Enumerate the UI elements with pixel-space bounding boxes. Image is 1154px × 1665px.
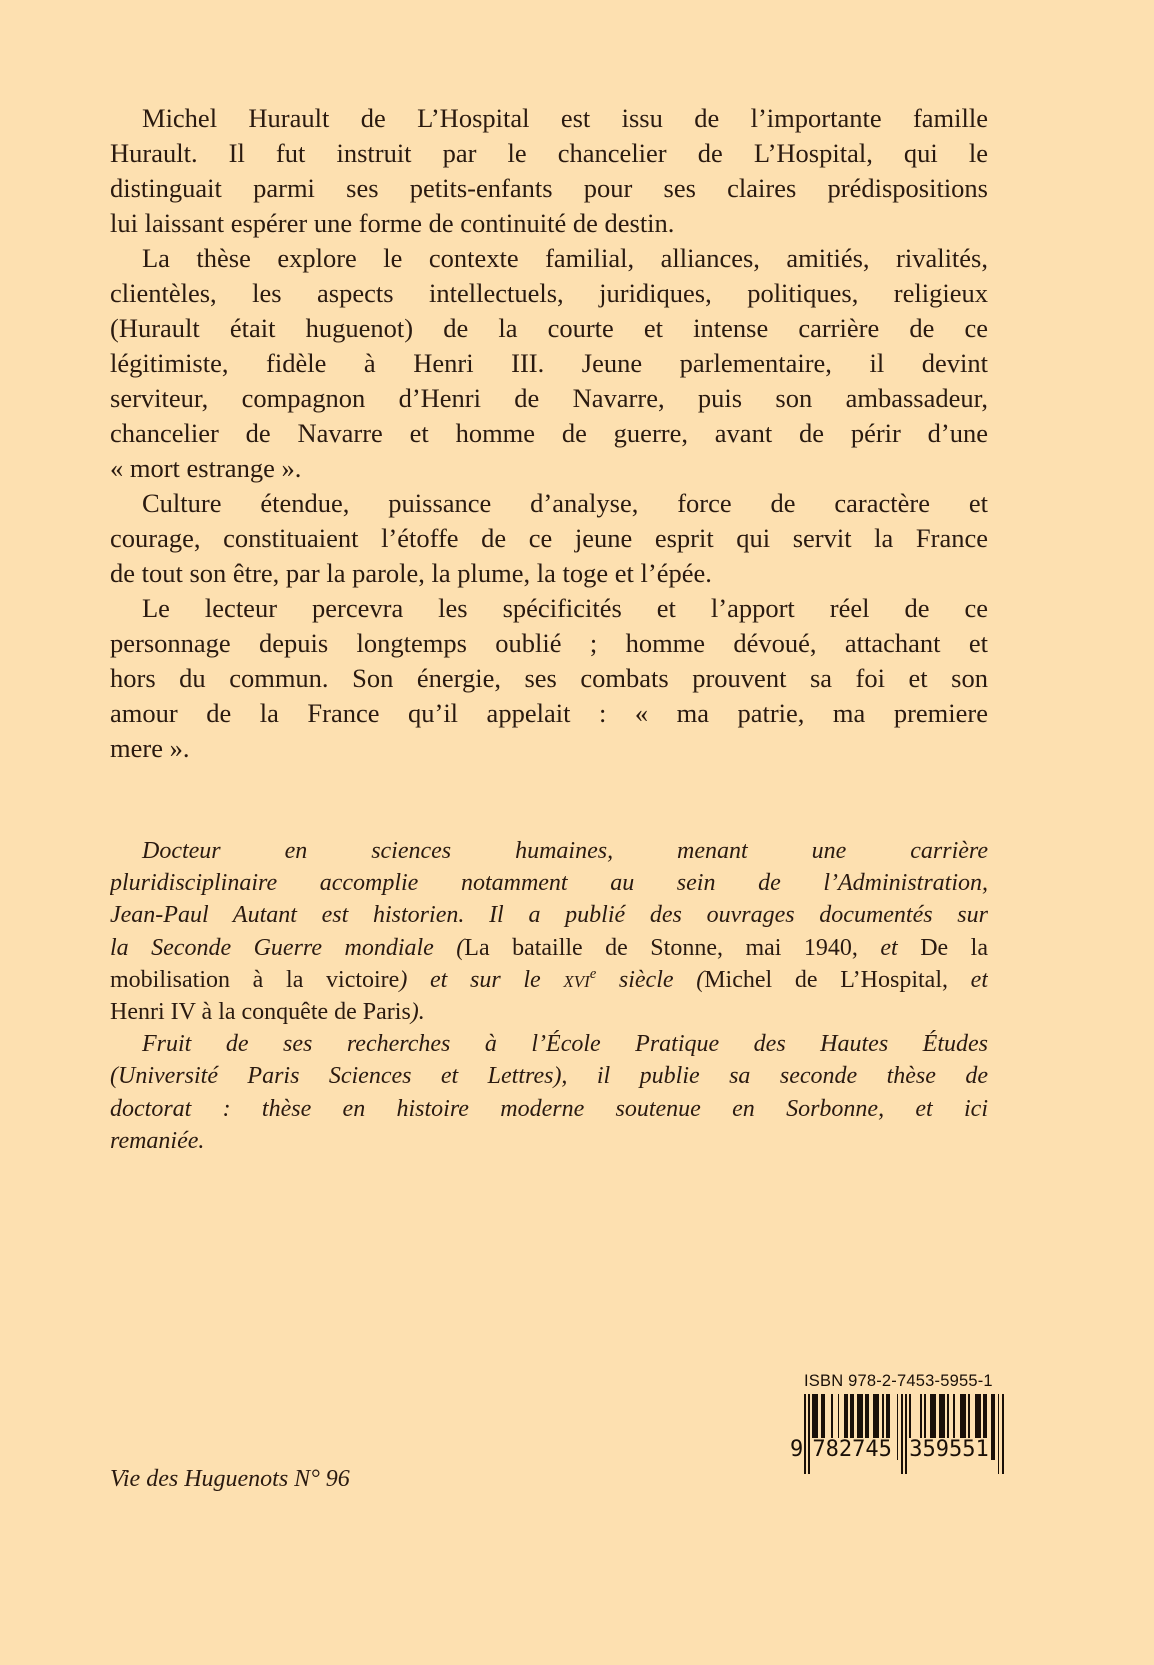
summary-line: (Hurault était huguenot) de la courte et intense carrière de ce xyxy=(110,313,988,343)
summary-line: Michel Hurault de L’Hospital est issu de l’importante famille xyxy=(142,103,988,133)
barcode-bar xyxy=(991,1394,995,1460)
book-title: La bataille de Stonne, mai 1940, xyxy=(464,934,858,961)
book-title: Michel de L’Hospital, xyxy=(704,966,948,993)
bio-line: pluridisciplinaire accomplie notamment au sein de l’Administration, xyxy=(110,870,988,897)
barcode-bar xyxy=(901,1394,903,1474)
summary-line: de tout son être, par la parole, la plume, la toge et l’épée. xyxy=(110,558,712,588)
bio-line: Jean-Paul Autant est historien. Il a publié des ouvrages documentés sur xyxy=(110,902,988,929)
century-numeral: xvi xyxy=(563,966,590,993)
bio-text: et xyxy=(947,966,988,993)
isbn-barcode xyxy=(790,1372,1010,1477)
summary-line: amour de la France qu’il appelait : « ma patrie, ma premiere xyxy=(110,698,988,728)
bio-line: Docteur en sciences humaines, menant une carrière xyxy=(142,838,988,864)
barcode-bar xyxy=(897,1394,899,1460)
summary-line: Hurault. Il fut instruit par le chancelier de L’Hospital, qui le xyxy=(110,138,988,168)
summary-line: personnage depuis longtemps oublié ; homme dévoué, attachant et xyxy=(110,628,988,658)
barcode-bar xyxy=(804,1394,806,1474)
barcode-digits-left: 782745 xyxy=(812,1437,892,1462)
barcode-bar xyxy=(1002,1394,1004,1474)
bio-line: (Université Paris Sciences et Lettres), il publie sa seconde thèse de xyxy=(110,1063,988,1090)
bio-line: doctorat : thèse en histoire moderne soutenue en Sorbonne, et ici xyxy=(110,1095,988,1122)
summary-line: légitimiste, fidèle à Henri III. Jeune parlementaire, il devint xyxy=(110,348,988,378)
book-title: Henri IV à la conquête de Paris xyxy=(110,998,411,1025)
author-biography xyxy=(110,835,988,1157)
summary-line: mere ». xyxy=(110,733,190,763)
isbn-label: ISBN 978-2-7453-5955-1 xyxy=(804,1372,993,1390)
barcode-bar xyxy=(808,1394,810,1474)
bio-line xyxy=(110,964,988,996)
bio-text: ) et sur le xyxy=(399,966,564,993)
century-superscript: e xyxy=(589,965,597,982)
bio-line xyxy=(110,932,988,964)
summary-line: « mort estrange ». xyxy=(110,453,302,483)
bio-text: et xyxy=(857,934,921,961)
summary-line: Culture étendue, puissance d’analyse, force de caractère et xyxy=(142,488,988,518)
bio-line: remaniée. xyxy=(110,1127,205,1154)
summary-line: courage, constituaient l’étoffe de ce jeune esprit qui servit la France xyxy=(110,523,988,553)
barcode-bar xyxy=(998,1394,1000,1474)
summary-line: La thèse explore le contexte familial, alliances, amitiés, rivalités, xyxy=(142,243,988,273)
barcode-bar xyxy=(905,1394,907,1474)
summary-line: chancelier de Navarre et homme de guerre, avant de périr d’une xyxy=(110,418,988,448)
summary-line: serviteur, compagnon d’Henri de Navarre, puis son ambassadeur, xyxy=(110,383,988,413)
bio-text: siècle ( xyxy=(596,966,705,993)
bio-text: ). xyxy=(410,998,425,1025)
book-title: De la xyxy=(920,934,988,961)
bio-line: Fruit de ses recherches à l’École Pratique des Hautes Études xyxy=(142,1031,988,1058)
summary-line: distinguait parmi ses petits-enfants pour ses claires prédispositions xyxy=(110,173,988,203)
barcode-bars xyxy=(804,1394,1004,1474)
summary-text xyxy=(110,101,988,766)
summary-line: clientèles, les aspects intellectuels, juridiques, politiques, religieux xyxy=(110,278,988,308)
barcode-digits-right: 359551 xyxy=(909,1437,989,1462)
bio-line xyxy=(110,996,988,1028)
barcode-digit-first: 9 xyxy=(790,1437,804,1462)
bio-text: la Seconde Guerre mondiale ( xyxy=(110,934,465,961)
book-title: mobilisation à la victoire xyxy=(110,966,400,993)
series-label: Vie des Huguenots N° 96 xyxy=(110,1466,350,1492)
summary-line: Le lecteur percevra les spécificités et l’apport réel de ce xyxy=(142,593,988,623)
summary-line: hors du commun. Son énergie, ses combats prouvent sa foi et son xyxy=(110,663,988,693)
summary-line: lui laissant espérer une forme de continuité de destin. xyxy=(110,208,675,238)
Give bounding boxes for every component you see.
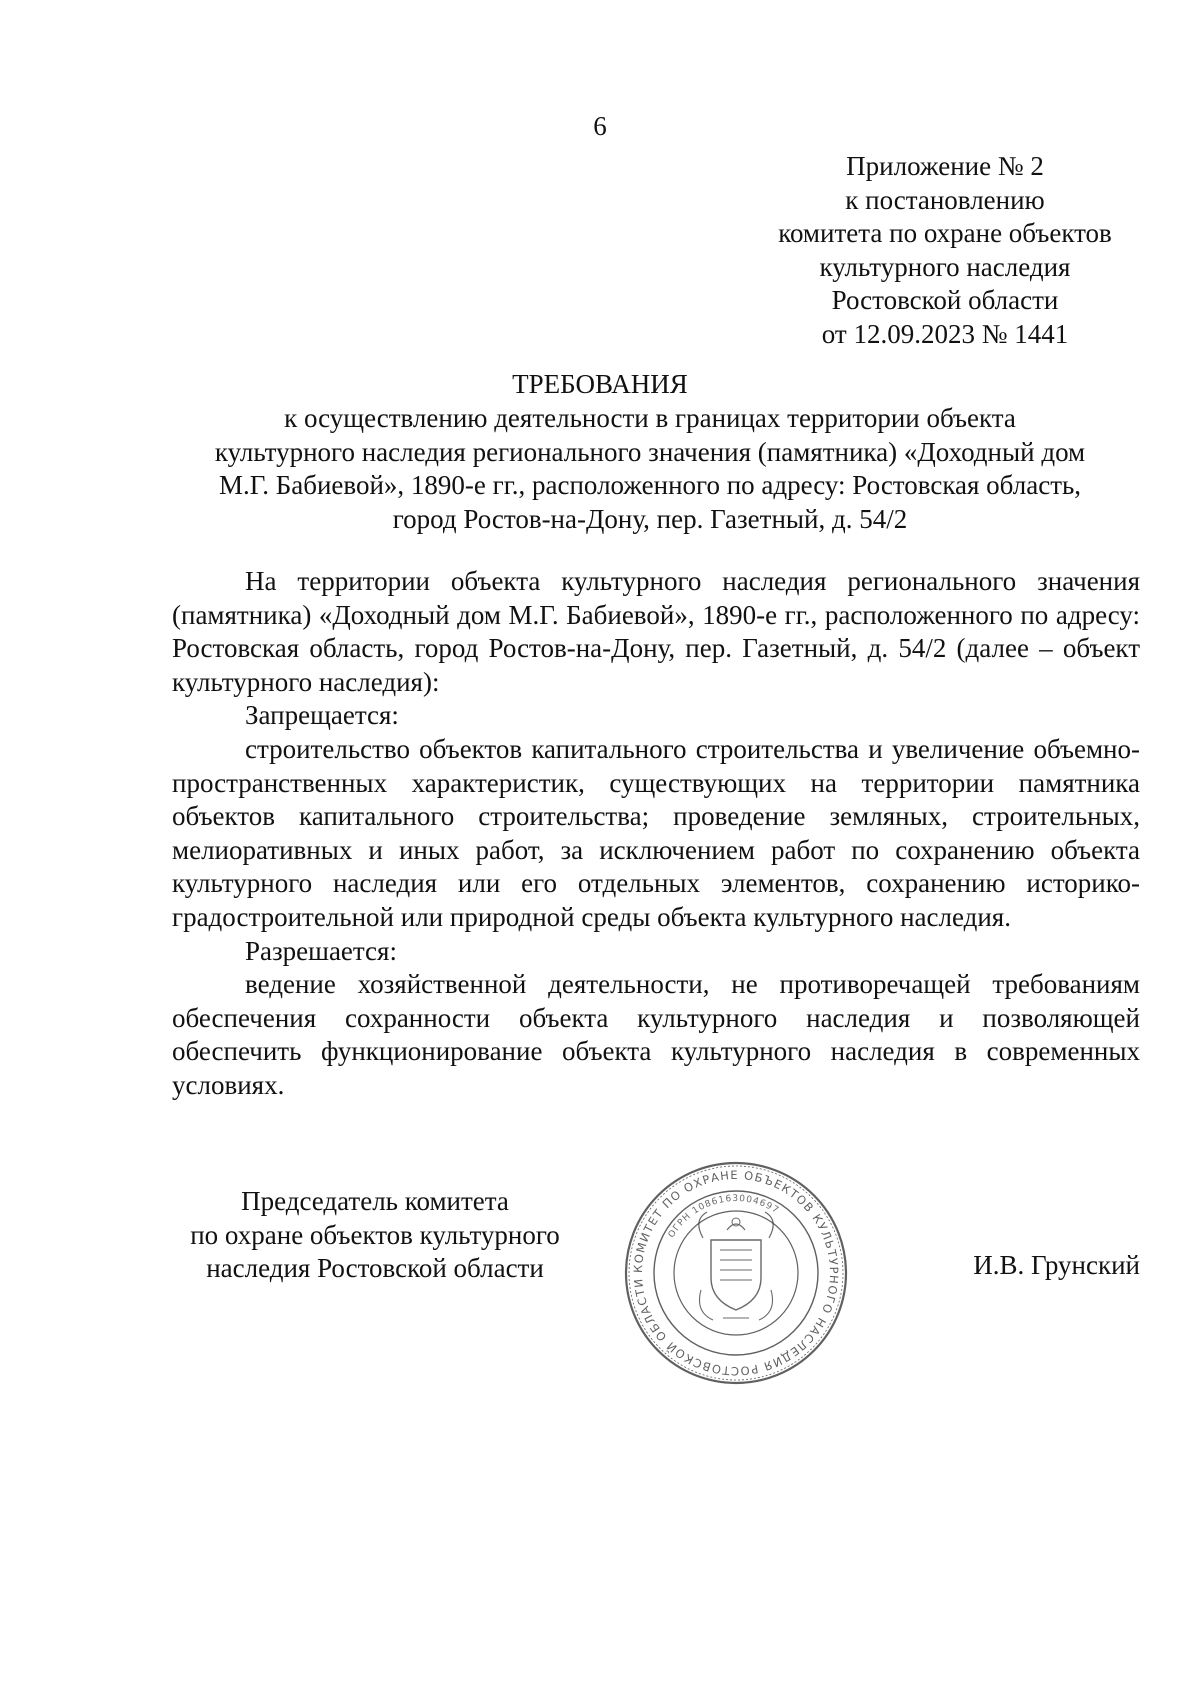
document-body: [172, 565, 1140, 1103]
seal-outer-text: КОМИТЕТ ПО ОХРАНЕ ОБЪЕКТОВ КУЛЬТУРНОГО НАСЛЕДИЯ РОСТОВСКОЙ ОБЛАСТИ: [630, 1167, 842, 1379]
page-number: 6: [593, 111, 607, 141]
official-seal-stamp: [623, 1160, 849, 1386]
appendix-line: культурного наследия: [819, 251, 1071, 282]
subtitle-line: М.Г. Бабиевой», 1890-е гг., расположенного по адресу: Ростовская область,: [218, 470, 1082, 500]
document-subtitle: [190, 402, 1110, 536]
allowed-paragraph: ведение хозяйственной деятельности, не противоречащей требованиям обеспечения сохранности объекта культурного наследия и позволяющей обеспечить функционирование объекта культурного наследия в современных условиях.: [172, 969, 1140, 1100]
subtitle-line: культурного наследия регионального значения (памятника) «Доходный дом: [214, 436, 1086, 467]
position-line: по охране объектов культурного: [190, 1219, 560, 1250]
subtitle-line: город Ростов-на-Дону, пер. Газетный, д. 54/2: [392, 503, 908, 534]
subtitle-line: к осуществлению деятельности в границах территории объекта: [284, 403, 1016, 433]
appendix-line: Приложение № 2: [846, 151, 1044, 181]
appendix-line: к постановлению: [845, 184, 1045, 215]
prohibited-paragraph: строительство объектов капитального строительства и увеличение объемно-пространственных характеристик, существующих на территории памятника объектов капитального строительства; проведение земляных, строительных, мелиоративных и иных работ, за исключением работ по сохранению объекта культурного наследия или его отдельных элементов, сохранению историко-градостроительной или природной среды объекта культурного наследия.: [172, 733, 1140, 932]
position-line: Председатель комитета: [241, 1186, 509, 1216]
appendix-header: [745, 150, 1145, 352]
signatory-name: И.В. Грунский: [973, 1250, 1140, 1280]
position-line: наследия Ростовской области: [206, 1253, 544, 1283]
document-title: ТРЕБОВАНИЯ: [512, 369, 688, 399]
appendix-line: Ростовской области: [831, 285, 1059, 316]
appendix-line: комитета по охране объектов: [778, 218, 1112, 249]
coat-of-arms-emblem: [699, 1212, 773, 1320]
prohibited-heading: Запрещается:: [245, 700, 399, 731]
seal-inner-text: ОГРН 1086163004697: [666, 1193, 781, 1240]
allowed-heading: Разрешается:: [245, 935, 397, 966]
signatory-position: [160, 1185, 590, 1286]
intro-paragraph: На территории объекта культурного наследия регионального значения (памятника) «Доходный дом М.Г. Бабиевой», 1890-е гг., расположенного по адресу: Ростовская область, город Ростов-на-Дону, пер. Газетный, д. 54/2 (далее – объект культурного наследия):: [172, 566, 1140, 697]
appendix-line: от 12.09.2023 № 1441: [821, 318, 1069, 349]
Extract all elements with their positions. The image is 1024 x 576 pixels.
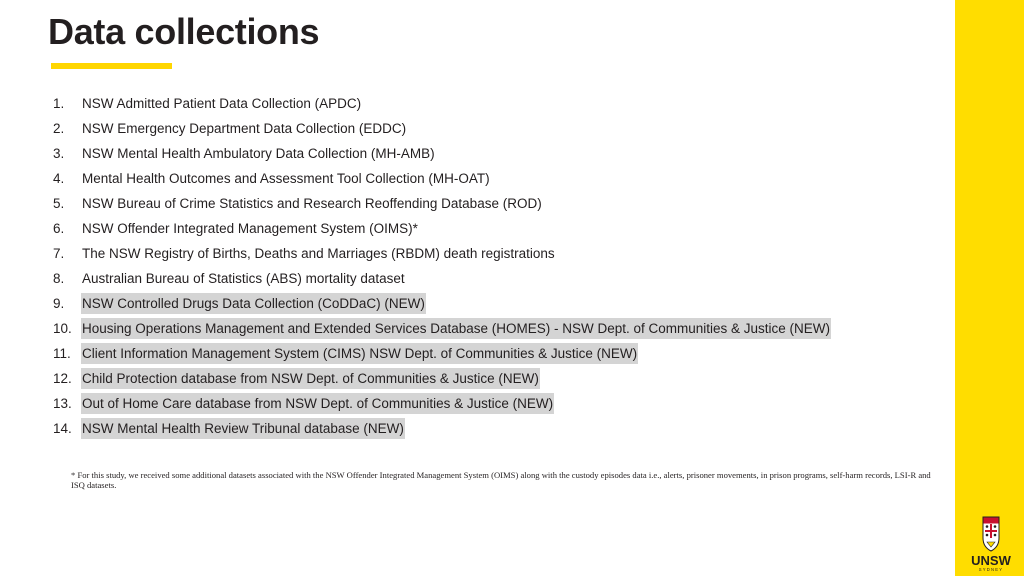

- **THE EXERCISE**
Reproduce all of the records above verbatim, omitting the pictures.

- **TASK RESPONSE**
Enumerate the UI elements with pixel-space bounding boxes. Image is 1154px × 1665px.
summary-line: (Hurault était huguenot) de la courte et intense carrière de ce xyxy=(110,313,988,343)
summary-line: Michel Hurault de L’Hospital est issu de l’importante famille xyxy=(142,103,988,133)
barcode-bar xyxy=(991,1394,995,1460)
book-title: La bataille de Stonne, mai 1940, xyxy=(464,934,858,961)
book-title: Michel de L’Hospital, xyxy=(704,966,948,993)
bio-line: pluridisciplinaire accomplie notamment au sein de l’Administration, xyxy=(110,870,988,897)
barcode-bar xyxy=(901,1394,903,1474)
summary-line: de tout son être, par la parole, la plume, la toge et l’épée. xyxy=(110,558,712,588)
bio-line: Jean-Paul Autant est historien. Il a publié des ouvrages documentés sur xyxy=(110,902,988,929)
century-numeral: xvi xyxy=(563,966,590,993)
bio-text: et xyxy=(947,966,988,993)
isbn-barcode xyxy=(790,1372,1010,1477)
summary-line: amour de la France qu’il appelait : « ma patrie, ma premiere xyxy=(110,698,988,728)
bio-line: Docteur en sciences humaines, menant une carrière xyxy=(142,838,988,864)
barcode-bar xyxy=(897,1394,899,1460)
summary-line: Hurault. Il fut instruit par le chancelier de L’Hospital, qui le xyxy=(110,138,988,168)
summary-line: personnage depuis longtemps oublié ; homme dévoué, attachant et xyxy=(110,628,988,658)
barcode-bar xyxy=(804,1394,806,1474)
barcode-digits-left: 782745 xyxy=(812,1437,892,1462)
barcode-bar xyxy=(1002,1394,1004,1474)
bio-line: (Université Paris Sciences et Lettres), il publie sa seconde thèse de xyxy=(110,1063,988,1090)
bio-line: doctorat : thèse en histoire moderne soutenue en Sorbonne, et ici xyxy=(110,1095,988,1122)
summary-line: légitimiste, fidèle à Henri III. Jeune parlementaire, il devint xyxy=(110,348,988,378)
book-title: Henri IV à la conquête de Paris xyxy=(110,998,411,1025)
author-biography xyxy=(110,835,988,1157)
summary-line: mere ». xyxy=(110,733,190,763)
isbn-label: ISBN 978-2-7453-5955-1 xyxy=(804,1372,993,1390)
barcode-bar xyxy=(808,1394,810,1474)
bio-line xyxy=(110,964,988,996)
bio-text: ) et sur le xyxy=(399,966,564,993)
century-superscript: e xyxy=(589,965,597,982)
bio-line xyxy=(110,932,988,964)
summary-line: « mort estrange ». xyxy=(110,453,302,483)
bio-text: et xyxy=(857,934,921,961)
summary-line: Culture étendue, puissance d’analyse, force de caractère et xyxy=(142,488,988,518)
bio-line: remaniée. xyxy=(110,1127,205,1154)
summary-line: courage, constituaient l’étoffe de ce jeune esprit qui servit la France xyxy=(110,523,988,553)
barcode-bar xyxy=(998,1394,1000,1474)
summary-line: La thèse explore le contexte familial, alliances, amitiés, rivalités, xyxy=(142,243,988,273)
barcode-bar xyxy=(905,1394,907,1474)
summary-line: chancelier de Navarre et homme de guerre, avant de périr d’une xyxy=(110,418,988,448)
summary-line: serviteur, compagnon d’Henri de Navarre, puis son ambassadeur, xyxy=(110,383,988,413)
bio-text: siècle ( xyxy=(596,966,705,993)
bio-text: ). xyxy=(410,998,425,1025)
book-title: De la xyxy=(920,934,988,961)
bio-line: Fruit de ses recherches à l’École Pratique des Hautes Études xyxy=(142,1031,988,1058)
summary-line: distinguait parmi ses petits-enfants pour ses claires prédispositions xyxy=(110,173,988,203)
barcode-bars xyxy=(804,1394,1004,1474)
summary-text xyxy=(110,101,988,766)
summary-line: clientèles, les aspects intellectuels, juridiques, politiques, religieux xyxy=(110,278,988,308)
barcode-digits-right: 359551 xyxy=(909,1437,989,1462)
bio-line xyxy=(110,996,988,1028)
barcode-digit-first: 9 xyxy=(790,1437,804,1462)
bio-text: la Seconde Guerre mondiale ( xyxy=(110,934,465,961)
book-title: mobilisation à la victoire xyxy=(110,966,400,993)
series-label: Vie des Huguenots N° 96 xyxy=(110,1466,350,1492)
summary-line: Le lecteur percevra les spécificités et l’apport réel de ce xyxy=(142,593,988,623)
summary-line: hors du commun. Son énergie, ses combats prouvent sa foi et son xyxy=(110,663,988,693)
summary-line: lui laissant espérer une forme de continuité de destin. xyxy=(110,208,675,238)
Give bounding boxes for every component you see.
document-body: [172, 565, 1140, 1103]
seal-outer-text: КОМИТЕТ ПО ОХРАНЕ ОБЪЕКТОВ КУЛЬТУРНОГО НАСЛЕДИЯ РОСТОВСКОЙ ОБЛАСТИ: [630, 1167, 842, 1379]
page-number: 6: [593, 111, 607, 141]
official-seal-stamp: [623, 1160, 849, 1386]
appendix-line: культурного наследия: [819, 251, 1071, 282]
subtitle-line: М.Г. Бабиевой», 1890-е гг., расположенного по адресу: Ростовская область,: [218, 470, 1082, 500]
document-subtitle: [190, 402, 1110, 536]
allowed-paragraph: ведение хозяйственной деятельности, не противоречащей требованиям обеспечения сохранности объекта культурного наследия и позволяющей обеспечить функционирование объекта культурного наследия в современных условиях.: [172, 969, 1140, 1100]
subtitle-line: культурного наследия регионального значения (памятника) «Доходный дом: [214, 436, 1086, 467]
position-line: по охране объектов культурного: [190, 1219, 560, 1250]
subtitle-line: город Ростов-на-Дону, пер. Газетный, д. 54/2: [392, 503, 908, 534]
subtitle-line: к осуществлению деятельности в границах территории объекта: [284, 403, 1016, 433]
appendix-line: Приложение № 2: [846, 151, 1044, 181]
appendix-line: к постановлению: [845, 184, 1045, 215]
prohibited-paragraph: строительство объектов капитального строительства и увеличение объемно-пространственных характеристик, существующих на территории памятника объектов капитального строительства; проведение земляных, строительных, мелиоративных и иных работ, за исключением работ по сохранению объекта культурного наследия или его отдельных элементов, сохранению историко-градостроительной или природной среды объекта культурного наследия.: [172, 733, 1140, 932]
position-line: Председатель комитета: [241, 1186, 509, 1216]
appendix-header: [745, 150, 1145, 352]
signatory-name: И.В. Грунский: [973, 1250, 1140, 1280]
position-line: наследия Ростовской области: [206, 1253, 544, 1283]
document-title: ТРЕБОВАНИЯ: [512, 369, 688, 399]
appendix-line: Ростовской области: [831, 285, 1059, 316]
appendix-line: комитета по охране объектов: [778, 218, 1112, 249]
coat-of-arms-emblem: [699, 1212, 773, 1320]
prohibited-heading: Запрещается:: [245, 700, 399, 731]
seal-inner-text: ОГРН 1086163004697: [666, 1193, 781, 1240]
allowed-heading: Разрешается:: [245, 935, 397, 966]
signatory-position: [160, 1185, 590, 1286]
intro-paragraph: На территории объекта культурного наследия регионального значения (памятника) «Доходный дом М.Г. Бабиевой», 1890-е гг., расположенного по адресу: Ростовская область, город Ростов-на-Дону, пер. Газетный, д. 54/2 (далее – объект культурного наследия):: [172, 566, 1140, 697]
appendix-line: от 12.09.2023 № 1441: [821, 318, 1069, 349]
Extract all elements with their positions. The image is 1024 x 576 pixels.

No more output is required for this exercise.